** Directive **
Report the count of lines containing the word "ORDERS" in the entries below, and nothing more.

··········

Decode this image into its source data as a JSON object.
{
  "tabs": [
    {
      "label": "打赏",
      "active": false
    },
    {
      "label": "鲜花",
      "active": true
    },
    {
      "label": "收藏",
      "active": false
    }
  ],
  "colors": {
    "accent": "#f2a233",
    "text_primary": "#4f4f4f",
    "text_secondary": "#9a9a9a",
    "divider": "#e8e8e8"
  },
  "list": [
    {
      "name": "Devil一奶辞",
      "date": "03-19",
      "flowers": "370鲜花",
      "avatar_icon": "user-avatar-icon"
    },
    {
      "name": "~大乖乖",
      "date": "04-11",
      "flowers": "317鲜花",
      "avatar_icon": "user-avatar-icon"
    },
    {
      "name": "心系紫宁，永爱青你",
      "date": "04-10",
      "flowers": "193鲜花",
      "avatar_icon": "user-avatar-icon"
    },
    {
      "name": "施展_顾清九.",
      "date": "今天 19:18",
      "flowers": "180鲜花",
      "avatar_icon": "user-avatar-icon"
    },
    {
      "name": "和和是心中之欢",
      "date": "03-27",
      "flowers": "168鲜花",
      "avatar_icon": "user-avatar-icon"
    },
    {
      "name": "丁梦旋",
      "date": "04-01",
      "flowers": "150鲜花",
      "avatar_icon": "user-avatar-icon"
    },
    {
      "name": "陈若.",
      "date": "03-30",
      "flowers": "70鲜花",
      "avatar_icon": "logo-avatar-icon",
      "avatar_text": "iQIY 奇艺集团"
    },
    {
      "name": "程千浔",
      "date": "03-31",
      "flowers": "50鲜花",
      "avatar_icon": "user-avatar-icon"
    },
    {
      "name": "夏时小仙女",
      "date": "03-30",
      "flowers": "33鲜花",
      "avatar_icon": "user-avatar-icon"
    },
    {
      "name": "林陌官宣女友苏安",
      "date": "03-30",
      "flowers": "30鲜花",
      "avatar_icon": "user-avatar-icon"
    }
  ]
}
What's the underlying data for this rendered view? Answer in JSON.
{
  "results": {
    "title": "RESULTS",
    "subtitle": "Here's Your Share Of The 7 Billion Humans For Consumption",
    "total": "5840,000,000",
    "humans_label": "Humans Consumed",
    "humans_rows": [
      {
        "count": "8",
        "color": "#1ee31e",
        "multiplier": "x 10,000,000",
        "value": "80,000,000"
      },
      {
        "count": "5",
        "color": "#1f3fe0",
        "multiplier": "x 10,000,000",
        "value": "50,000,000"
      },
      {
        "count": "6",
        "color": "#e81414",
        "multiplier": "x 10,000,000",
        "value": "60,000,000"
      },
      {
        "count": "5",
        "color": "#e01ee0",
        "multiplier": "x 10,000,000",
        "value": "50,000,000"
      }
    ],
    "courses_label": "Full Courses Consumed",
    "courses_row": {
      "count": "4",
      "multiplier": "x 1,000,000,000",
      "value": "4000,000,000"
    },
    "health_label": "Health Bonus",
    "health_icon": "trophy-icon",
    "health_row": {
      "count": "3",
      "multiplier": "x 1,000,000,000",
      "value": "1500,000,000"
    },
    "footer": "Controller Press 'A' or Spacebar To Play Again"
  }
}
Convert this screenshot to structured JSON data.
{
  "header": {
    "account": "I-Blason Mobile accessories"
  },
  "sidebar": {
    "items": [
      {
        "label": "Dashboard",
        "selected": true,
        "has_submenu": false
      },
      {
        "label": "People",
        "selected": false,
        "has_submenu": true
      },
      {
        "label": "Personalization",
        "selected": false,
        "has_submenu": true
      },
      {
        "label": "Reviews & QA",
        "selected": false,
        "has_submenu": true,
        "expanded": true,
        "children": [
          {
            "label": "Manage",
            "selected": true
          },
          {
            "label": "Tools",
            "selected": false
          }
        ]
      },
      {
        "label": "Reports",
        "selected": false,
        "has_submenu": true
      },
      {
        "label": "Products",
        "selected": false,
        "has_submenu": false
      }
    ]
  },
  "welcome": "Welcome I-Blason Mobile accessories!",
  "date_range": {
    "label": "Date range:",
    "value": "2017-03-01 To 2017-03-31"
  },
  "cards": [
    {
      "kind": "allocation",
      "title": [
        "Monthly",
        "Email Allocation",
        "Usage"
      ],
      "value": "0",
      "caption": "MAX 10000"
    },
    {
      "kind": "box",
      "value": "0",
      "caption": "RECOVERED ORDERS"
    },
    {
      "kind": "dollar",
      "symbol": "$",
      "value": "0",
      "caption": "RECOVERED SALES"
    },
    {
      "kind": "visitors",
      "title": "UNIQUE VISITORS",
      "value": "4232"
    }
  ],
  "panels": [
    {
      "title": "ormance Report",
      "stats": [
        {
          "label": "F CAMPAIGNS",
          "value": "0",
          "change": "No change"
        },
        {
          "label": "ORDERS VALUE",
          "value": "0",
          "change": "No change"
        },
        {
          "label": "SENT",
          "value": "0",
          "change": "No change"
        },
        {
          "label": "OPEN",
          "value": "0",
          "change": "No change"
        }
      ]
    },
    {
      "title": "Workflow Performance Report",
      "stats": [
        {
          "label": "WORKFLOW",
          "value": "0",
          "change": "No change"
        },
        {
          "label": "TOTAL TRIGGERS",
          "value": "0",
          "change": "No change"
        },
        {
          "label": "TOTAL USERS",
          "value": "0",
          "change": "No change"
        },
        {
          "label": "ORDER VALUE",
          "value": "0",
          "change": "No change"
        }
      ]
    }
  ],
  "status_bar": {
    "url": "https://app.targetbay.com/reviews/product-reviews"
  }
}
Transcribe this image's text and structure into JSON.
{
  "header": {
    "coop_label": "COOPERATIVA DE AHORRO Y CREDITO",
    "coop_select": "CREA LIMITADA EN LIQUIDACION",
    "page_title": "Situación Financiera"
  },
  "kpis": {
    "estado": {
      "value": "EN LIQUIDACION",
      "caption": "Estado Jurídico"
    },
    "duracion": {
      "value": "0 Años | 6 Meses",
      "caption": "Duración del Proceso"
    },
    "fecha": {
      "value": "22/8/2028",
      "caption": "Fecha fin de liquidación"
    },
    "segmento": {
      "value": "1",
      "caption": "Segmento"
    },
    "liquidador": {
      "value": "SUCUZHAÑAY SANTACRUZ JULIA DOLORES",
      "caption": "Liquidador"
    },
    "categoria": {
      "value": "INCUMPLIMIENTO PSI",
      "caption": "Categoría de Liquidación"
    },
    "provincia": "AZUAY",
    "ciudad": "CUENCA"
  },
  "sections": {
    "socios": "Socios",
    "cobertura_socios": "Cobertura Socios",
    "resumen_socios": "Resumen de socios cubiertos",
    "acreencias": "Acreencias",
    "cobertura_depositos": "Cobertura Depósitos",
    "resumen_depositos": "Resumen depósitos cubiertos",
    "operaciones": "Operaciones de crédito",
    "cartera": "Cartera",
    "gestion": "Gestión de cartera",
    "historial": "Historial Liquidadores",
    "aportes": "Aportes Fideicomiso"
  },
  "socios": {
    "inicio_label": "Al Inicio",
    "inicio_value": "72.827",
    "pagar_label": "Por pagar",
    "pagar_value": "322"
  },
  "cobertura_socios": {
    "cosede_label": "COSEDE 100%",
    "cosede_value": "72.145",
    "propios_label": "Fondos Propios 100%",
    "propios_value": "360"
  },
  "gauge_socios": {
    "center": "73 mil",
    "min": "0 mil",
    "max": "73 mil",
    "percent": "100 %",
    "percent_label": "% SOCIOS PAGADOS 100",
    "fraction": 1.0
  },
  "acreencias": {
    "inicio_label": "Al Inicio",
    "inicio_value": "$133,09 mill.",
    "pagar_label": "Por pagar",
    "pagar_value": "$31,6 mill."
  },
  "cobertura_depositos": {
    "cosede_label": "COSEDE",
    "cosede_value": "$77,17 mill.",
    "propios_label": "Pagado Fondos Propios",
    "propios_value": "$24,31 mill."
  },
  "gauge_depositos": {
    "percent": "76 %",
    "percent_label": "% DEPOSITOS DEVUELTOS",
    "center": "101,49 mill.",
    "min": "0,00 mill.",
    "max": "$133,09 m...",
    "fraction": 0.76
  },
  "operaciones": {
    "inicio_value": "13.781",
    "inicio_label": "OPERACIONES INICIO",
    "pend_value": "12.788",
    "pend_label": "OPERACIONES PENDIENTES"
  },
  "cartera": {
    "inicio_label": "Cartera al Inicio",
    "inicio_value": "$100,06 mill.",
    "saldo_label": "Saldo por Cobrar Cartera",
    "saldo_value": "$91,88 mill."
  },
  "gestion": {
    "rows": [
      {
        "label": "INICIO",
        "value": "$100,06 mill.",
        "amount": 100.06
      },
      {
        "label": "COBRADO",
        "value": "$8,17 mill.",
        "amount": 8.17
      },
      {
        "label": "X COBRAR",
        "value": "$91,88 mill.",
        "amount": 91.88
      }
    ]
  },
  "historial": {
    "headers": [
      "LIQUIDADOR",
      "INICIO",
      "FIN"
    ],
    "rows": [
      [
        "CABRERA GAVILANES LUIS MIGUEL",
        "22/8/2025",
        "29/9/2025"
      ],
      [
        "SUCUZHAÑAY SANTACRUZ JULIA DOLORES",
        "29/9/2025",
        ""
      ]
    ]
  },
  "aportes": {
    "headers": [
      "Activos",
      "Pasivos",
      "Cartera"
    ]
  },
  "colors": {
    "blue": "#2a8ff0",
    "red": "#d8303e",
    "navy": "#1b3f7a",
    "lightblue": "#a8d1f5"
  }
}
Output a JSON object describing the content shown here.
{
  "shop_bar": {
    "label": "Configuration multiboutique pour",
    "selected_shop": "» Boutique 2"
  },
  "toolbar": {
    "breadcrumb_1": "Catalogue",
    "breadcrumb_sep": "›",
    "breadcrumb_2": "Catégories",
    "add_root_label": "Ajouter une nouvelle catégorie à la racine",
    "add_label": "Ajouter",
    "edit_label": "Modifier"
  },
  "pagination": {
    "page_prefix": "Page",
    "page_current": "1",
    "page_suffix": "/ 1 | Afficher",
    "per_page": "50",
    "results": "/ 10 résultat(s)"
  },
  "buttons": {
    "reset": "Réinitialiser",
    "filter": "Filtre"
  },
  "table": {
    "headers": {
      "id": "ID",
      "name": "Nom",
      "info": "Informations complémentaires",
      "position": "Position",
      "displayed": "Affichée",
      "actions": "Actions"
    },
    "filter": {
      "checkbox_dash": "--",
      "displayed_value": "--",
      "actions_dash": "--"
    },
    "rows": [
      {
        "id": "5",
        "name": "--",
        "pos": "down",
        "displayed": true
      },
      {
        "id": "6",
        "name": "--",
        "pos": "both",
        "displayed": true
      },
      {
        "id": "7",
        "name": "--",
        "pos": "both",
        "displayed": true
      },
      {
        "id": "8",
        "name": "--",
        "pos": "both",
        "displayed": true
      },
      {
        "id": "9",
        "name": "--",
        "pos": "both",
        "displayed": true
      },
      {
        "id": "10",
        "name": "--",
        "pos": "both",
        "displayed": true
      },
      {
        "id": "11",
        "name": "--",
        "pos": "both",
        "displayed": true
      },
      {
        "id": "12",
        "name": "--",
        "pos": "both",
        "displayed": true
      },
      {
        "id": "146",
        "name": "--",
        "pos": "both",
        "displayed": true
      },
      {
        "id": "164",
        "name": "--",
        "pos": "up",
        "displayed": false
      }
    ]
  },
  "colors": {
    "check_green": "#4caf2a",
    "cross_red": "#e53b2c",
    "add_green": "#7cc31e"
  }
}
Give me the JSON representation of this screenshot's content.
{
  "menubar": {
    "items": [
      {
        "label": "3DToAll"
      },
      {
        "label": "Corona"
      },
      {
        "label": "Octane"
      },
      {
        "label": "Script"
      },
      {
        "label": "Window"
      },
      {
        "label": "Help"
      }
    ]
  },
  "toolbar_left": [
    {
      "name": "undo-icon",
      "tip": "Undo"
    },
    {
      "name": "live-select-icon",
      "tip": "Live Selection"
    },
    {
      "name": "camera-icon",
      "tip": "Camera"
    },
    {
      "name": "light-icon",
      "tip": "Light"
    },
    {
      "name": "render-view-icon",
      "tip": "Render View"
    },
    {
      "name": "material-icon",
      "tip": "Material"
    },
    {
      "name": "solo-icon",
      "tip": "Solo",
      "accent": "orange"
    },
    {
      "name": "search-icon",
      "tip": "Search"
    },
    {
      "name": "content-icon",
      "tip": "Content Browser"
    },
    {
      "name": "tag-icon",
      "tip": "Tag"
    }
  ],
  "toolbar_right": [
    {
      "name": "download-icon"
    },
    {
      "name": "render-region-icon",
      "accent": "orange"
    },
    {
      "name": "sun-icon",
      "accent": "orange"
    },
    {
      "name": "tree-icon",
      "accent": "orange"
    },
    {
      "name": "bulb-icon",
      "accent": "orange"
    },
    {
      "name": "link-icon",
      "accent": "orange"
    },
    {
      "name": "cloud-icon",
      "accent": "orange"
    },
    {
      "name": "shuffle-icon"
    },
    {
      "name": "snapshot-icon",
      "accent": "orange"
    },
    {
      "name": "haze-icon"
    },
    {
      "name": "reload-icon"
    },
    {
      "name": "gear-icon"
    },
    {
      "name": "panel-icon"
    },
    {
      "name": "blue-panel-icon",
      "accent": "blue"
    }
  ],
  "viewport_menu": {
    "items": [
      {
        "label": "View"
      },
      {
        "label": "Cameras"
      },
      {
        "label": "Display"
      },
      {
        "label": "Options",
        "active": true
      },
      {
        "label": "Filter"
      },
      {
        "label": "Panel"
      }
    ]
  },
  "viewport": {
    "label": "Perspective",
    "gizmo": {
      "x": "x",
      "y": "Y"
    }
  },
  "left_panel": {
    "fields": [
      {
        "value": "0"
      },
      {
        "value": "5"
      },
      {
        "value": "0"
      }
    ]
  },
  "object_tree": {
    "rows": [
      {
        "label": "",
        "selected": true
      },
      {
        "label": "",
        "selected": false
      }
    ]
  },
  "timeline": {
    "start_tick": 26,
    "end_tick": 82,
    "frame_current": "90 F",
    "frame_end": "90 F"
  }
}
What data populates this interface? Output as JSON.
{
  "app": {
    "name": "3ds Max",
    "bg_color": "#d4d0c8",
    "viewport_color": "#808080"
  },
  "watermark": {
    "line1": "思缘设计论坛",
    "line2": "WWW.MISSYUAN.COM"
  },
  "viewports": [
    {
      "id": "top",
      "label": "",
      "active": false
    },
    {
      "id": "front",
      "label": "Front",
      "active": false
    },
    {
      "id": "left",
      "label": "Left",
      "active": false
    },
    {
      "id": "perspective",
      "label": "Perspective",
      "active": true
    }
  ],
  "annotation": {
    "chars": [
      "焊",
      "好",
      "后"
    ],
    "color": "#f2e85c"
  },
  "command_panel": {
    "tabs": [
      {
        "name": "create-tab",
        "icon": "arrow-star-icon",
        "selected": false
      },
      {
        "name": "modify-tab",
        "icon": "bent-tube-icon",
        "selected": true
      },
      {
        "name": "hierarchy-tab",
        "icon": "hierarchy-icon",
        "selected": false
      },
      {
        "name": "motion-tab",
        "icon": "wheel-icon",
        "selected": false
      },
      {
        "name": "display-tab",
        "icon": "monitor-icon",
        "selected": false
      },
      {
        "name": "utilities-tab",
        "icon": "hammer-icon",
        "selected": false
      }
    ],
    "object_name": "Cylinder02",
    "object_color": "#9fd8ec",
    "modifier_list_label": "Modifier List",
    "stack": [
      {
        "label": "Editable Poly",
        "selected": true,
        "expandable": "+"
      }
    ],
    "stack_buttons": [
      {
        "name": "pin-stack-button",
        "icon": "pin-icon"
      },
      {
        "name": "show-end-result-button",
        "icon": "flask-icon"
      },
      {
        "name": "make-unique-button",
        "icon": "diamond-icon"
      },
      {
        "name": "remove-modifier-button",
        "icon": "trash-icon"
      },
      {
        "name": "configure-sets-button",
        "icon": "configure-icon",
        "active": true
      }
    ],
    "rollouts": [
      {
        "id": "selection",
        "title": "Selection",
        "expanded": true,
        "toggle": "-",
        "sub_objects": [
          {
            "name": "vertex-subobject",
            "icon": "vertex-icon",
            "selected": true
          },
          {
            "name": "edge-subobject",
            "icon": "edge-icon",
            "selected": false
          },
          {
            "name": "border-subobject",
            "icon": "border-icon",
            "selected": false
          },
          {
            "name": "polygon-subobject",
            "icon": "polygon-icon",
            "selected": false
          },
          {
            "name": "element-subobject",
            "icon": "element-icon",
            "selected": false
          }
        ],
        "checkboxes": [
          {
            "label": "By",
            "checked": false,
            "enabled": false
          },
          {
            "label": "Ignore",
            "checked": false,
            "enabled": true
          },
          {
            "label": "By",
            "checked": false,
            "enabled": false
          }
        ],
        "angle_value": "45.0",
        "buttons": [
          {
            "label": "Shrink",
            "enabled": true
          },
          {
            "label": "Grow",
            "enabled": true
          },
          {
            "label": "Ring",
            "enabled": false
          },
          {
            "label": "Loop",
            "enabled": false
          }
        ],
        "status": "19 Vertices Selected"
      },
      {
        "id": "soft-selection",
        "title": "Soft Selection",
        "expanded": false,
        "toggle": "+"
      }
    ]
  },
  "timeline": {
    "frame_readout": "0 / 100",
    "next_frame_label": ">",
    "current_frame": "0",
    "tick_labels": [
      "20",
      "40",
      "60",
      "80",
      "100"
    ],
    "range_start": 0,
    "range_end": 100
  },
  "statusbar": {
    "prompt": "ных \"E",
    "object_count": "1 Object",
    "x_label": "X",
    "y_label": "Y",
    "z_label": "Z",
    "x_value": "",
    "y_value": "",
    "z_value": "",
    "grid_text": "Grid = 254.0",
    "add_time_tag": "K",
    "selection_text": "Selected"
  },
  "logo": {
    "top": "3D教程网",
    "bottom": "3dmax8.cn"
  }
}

··········

** The output **
2